- What the exercise asks
How many lines in these records hold the string "个收银台时"? Reply with the number alone.

- Material provided

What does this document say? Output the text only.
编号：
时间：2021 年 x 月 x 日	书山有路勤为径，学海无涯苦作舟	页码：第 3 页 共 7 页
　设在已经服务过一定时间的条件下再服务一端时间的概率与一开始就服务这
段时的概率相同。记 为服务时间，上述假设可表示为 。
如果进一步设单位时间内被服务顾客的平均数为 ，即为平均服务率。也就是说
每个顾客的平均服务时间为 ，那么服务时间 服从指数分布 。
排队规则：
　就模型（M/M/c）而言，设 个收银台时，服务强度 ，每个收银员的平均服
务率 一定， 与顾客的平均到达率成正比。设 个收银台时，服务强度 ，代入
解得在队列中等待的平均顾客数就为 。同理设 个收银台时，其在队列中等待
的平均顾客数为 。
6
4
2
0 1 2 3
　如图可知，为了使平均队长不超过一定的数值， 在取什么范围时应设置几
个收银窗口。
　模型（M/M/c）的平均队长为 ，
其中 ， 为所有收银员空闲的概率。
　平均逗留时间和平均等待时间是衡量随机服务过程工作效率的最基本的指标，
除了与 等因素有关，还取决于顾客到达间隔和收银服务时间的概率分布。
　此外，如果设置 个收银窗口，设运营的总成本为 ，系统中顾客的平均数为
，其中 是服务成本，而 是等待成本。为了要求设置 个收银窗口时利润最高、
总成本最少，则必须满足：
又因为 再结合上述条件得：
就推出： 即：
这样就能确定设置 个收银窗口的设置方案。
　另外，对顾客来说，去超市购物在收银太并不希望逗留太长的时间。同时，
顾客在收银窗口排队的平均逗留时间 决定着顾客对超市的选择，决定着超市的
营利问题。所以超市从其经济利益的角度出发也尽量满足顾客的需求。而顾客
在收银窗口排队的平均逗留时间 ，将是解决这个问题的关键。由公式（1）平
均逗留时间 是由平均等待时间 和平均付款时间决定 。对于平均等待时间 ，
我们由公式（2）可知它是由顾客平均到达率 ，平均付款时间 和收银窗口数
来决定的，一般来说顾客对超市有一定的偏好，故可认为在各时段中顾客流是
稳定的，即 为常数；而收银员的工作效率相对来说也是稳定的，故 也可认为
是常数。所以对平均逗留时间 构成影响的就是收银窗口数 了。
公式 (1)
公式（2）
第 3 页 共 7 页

- Response to this task
3